*WHAT IS EXPECTED:* Reproduce this listing in full.

*GIVEN DATA:*

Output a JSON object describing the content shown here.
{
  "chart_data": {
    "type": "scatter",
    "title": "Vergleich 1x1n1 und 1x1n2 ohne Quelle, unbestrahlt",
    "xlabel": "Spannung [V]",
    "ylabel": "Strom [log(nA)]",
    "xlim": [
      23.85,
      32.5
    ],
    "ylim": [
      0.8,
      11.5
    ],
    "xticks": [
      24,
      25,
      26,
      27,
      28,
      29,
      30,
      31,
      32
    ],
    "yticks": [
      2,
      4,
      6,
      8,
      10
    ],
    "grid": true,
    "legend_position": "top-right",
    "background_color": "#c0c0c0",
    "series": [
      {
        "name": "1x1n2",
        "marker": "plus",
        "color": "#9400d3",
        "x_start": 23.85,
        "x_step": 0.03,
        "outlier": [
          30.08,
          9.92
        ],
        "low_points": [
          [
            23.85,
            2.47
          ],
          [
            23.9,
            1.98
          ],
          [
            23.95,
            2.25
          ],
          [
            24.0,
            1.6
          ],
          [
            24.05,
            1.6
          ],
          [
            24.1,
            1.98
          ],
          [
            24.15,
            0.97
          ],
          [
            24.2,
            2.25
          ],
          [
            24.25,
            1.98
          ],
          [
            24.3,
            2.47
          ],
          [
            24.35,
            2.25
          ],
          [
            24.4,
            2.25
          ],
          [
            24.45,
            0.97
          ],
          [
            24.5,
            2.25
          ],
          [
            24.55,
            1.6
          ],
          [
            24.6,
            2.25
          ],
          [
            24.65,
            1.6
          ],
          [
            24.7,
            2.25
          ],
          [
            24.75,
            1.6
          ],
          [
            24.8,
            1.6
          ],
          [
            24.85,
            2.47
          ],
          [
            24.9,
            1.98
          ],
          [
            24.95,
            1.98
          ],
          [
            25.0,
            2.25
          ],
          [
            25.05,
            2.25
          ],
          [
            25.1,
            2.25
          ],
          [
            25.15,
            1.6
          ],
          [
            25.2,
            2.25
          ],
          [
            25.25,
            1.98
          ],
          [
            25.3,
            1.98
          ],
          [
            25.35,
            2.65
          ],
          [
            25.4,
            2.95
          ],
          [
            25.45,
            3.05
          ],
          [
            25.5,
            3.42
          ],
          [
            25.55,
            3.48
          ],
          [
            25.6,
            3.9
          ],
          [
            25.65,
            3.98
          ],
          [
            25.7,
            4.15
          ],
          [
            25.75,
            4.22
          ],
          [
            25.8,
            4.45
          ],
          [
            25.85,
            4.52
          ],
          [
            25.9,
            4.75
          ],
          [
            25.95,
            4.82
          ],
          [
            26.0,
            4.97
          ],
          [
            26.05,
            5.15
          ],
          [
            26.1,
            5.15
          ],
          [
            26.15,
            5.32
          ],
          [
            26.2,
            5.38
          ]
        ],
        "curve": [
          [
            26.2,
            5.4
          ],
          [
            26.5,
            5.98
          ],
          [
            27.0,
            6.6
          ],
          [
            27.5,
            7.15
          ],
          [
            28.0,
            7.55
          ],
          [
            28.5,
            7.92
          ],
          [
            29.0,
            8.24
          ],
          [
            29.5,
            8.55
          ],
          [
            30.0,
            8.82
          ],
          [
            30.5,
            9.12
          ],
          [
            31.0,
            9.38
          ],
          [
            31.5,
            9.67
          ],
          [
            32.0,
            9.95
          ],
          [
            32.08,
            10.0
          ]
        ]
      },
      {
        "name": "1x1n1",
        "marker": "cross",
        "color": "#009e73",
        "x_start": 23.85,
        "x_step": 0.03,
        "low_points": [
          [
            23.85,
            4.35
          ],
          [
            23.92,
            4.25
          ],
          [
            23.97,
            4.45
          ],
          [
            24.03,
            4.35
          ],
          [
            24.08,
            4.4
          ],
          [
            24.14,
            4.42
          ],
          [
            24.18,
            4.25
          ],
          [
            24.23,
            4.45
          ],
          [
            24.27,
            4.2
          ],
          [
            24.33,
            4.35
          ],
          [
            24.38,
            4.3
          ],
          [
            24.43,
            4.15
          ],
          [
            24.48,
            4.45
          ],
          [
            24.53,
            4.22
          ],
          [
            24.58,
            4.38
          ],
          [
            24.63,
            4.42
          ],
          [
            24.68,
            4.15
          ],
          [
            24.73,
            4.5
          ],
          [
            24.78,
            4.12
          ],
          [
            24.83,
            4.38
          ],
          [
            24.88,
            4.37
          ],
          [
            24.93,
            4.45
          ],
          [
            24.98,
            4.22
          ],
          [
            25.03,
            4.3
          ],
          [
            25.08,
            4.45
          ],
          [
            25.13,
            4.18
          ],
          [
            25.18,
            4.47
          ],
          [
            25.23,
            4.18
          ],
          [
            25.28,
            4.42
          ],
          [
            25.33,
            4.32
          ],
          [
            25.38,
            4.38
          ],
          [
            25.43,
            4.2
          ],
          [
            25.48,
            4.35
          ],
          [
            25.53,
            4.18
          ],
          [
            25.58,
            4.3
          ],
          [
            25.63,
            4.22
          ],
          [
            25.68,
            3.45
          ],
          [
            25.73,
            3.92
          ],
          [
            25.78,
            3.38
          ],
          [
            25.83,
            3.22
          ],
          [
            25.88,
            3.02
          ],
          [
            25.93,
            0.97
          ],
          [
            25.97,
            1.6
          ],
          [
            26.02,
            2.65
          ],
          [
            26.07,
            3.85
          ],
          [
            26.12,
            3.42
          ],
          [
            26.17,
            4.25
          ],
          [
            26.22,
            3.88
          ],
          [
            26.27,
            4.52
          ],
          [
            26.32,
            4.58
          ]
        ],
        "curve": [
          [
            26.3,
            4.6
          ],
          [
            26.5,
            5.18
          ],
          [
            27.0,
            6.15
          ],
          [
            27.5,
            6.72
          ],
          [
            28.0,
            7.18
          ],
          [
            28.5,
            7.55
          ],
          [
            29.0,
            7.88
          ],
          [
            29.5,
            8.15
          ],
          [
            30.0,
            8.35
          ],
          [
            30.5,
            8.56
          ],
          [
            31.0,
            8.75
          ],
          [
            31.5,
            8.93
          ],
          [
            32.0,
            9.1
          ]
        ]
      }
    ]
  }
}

*THE ANSWER:*
Output a JSON object describing the content shown here.
{
  "chart_data": {
    "type": "scatter",
    "title": "Vergleich 1x1n1 und 1x1n2 ohne Quelle, unbestrahlt",
    "xlabel": "Spannung [V]",
    "ylabel": "Strom [log(nA)]",
    "xlim": [
      23.85,
      32.5
    ],
    "ylim": [
      0.8,
      11.5
    ],
    "xticks": [
      24,
      25,
      26,
      27,
      28,
      29,
      30,
      31,
      32
    ],
    "yticks": [
      2,
      4,
      6,
      8,
      10
    ],
    "grid": true,
    "legend_position": "top-right",
    "background_color": "#c0c0c0",
    "series": [
      {
        "name": "1x1n2",
        "marker": "plus",
        "color": "#9400d3",
        "x_start": 23.85,
        "x_step": 0.03,
        "outlier": [
          30.08,
          9.92
        ],
        "low_points": [
          [
            23.85,
            2.47
          ],
          [
            23.9,
            1.98
          ],
          [
            23.95,
            2.25
          ],
          [
            24.0,
            1.6
          ],
          [
            24.05,
            1.6
          ],
          [
            24.1,
            1.98
          ],
          [
            24.15,
            0.97
          ],
          [
            24.2,
            2.25
          ],
          [
            24.25,
            1.98
          ],
          [
            24.3,
            2.47
          ],
          [
            24.35,
            2.25
          ],
          [
            24.4,
            2.25
          ],
          [
            24.45,
            0.97
          ],
          [
            24.5,
            2.25
          ],
          [
            24.55,
            1.6
          ],
          [
            24.6,
            2.25
          ],
          [
            24.65,
            1.6
          ],
          [
            24.7,
            2.25
          ],
          [
            24.75,
            1.6
          ],
          [
            24.8,
            1.6
          ],
          [
            24.85,
            2.47
          ],
          [
            24.9,
            1.98
          ],
          [
            24.95,
            1.98
          ],
          [
            25.0,
            2.25
          ],
          [
            25.05,
            2.25
          ],
          [
            25.1,
            2.25
          ],
          [
            25.15,
            1.6
          ],
          [
            25.2,
            2.25
          ],
          [
            25.25,
            1.98
          ],
          [
            25.3,
            1.98
          ],
          [
            25.35,
            2.65
          ],
          [
            25.4,
            2.95
          ],
          [
            25.45,
            3.05
          ],
          [
            25.5,
            3.42
          ],
          [
            25.55,
            3.48
          ],
          [
            25.6,
            3.9
          ],
          [
            25.65,
            3.98
          ],
          [
            25.7,
            4.15
          ],
          [
            25.75,
            4.22
          ],
          [
            25.8,
            4.45
          ],
          [
            25.85,
            4.52
          ],
          [
            25.9,
            4.75
          ],
          [
            25.95,
            4.82
          ],
          [
            26.0,
            4.97
          ],
          [
            26.05,
            5.15
          ],
          [
            26.1,
            5.15
          ],
          [
            26.15,
            5.32
          ],
          [
            26.2,
            5.38
          ]
        ],
        "curve": [
          [
            26.2,
            5.4
          ],
          [
            26.5,
            5.98
          ],
          [
            27.0,
            6.6
          ],
          [
            27.5,
            7.15
          ],
          [
            28.0,
            7.55
          ],
          [
            28.5,
            7.92
          ],
          [
            29.0,
            8.24
          ],
          [
            29.5,
            8.55
          ],
          [
            30.0,
            8.82
          ],
          [
            30.5,
            9.12
          ],
          [
            31.0,
            9.38
          ],
          [
            31.5,
            9.67
          ],
          [
            32.0,
            9.95
          ],
          [
            32.08,
            10.0
          ]
        ]
      },
      {
        "name": "1x1n1",
        "marker": "cross",
        "color": "#009e73",
        "x_start": 23.85,
        "x_step": 0.03,
        "low_points": [
          [
            23.85,
            4.35
          ],
          [
            23.92,
            4.25
          ],
          [
            23.97,
            4.45
          ],
          [
            24.03,
            4.35
          ],
          [
            24.08,
            4.4
          ],
          [
            24.14,
            4.42
          ],
          [
            24.18,
            4.25
          ],
          [
            24.23,
            4.45
          ],
          [
            24.27,
            4.2
          ],
          [
            24.33,
            4.35
          ],
          [
            24.38,
            4.3
          ],
          [
            24.43,
            4.15
          ],
          [
            24.48,
            4.45
          ],
          [
            24.53,
            4.22
          ],
          [
            24.58,
            4.38
          ],
          [
            24.63,
            4.42
          ],
          [
            24.68,
            4.15
          ],
          [
            24.73,
            4.5
          ],
          [
            24.78,
            4.12
          ],
          [
            24.83,
            4.38
          ],
          [
            24.88,
            4.37
          ],
          [
            24.93,
            4.45
          ],
          [
            24.98,
            4.22
          ],
          [
            25.03,
            4.3
          ],
          [
            25.08,
            4.45
          ],
          [
            25.13,
            4.18
          ],
          [
            25.18,
            4.47
          ],
          [
            25.23,
            4.18
          ],
          [
            25.28,
            4.42
          ],
          [
            25.33,
            4.32
          ],
          [
            25.38,
            4.38
          ],
          [
            25.43,
            4.2
          ],
          [
            25.48,
            4.35
          ],
          [
            25.53,
            4.18
          ],
          [
            25.58,
            4.3
          ],
          [
            25.63,
            4.22
          ],
          [
            25.68,
            3.45
          ],
          [
            25.73,
            3.92
          ],
          [
            25.78,
            3.38
          ],
          [
            25.83,
            3.22
          ],
          [
            25.88,
            3.02
          ],
          [
            25.93,
            0.97
          ],
          [
            25.97,
            1.6
          ],
          [
            26.02,
            2.65
          ],
          [
            26.07,
            3.85
          ],
          [
            26.12,
            3.42
          ],
          [
            26.17,
            4.25
          ],
          [
            26.22,
            3.88
          ],
          [
            26.27,
            4.52
          ],
          [
            26.32,
            4.58
          ]
        ],
        "curve": [
          [
            26.3,
            4.6
          ],
          [
            26.5,
            5.18
          ],
          [
            27.0,
            6.15
          ],
          [
            27.5,
            6.72
          ],
          [
            28.0,
            7.18
          ],
          [
            28.5,
            7.55
          ],
          [
            29.0,
            7.88
          ],
          [
            29.5,
            8.15
          ],
          [
            30.0,
            8.35
          ],
          [
            30.5,
            8.56
          ],
          [
            31.0,
            8.75
          ],
          [
            31.5,
            8.93
          ],
          [
            32.0,
            9.1
          ]
        ]
      }
    ]
  }
}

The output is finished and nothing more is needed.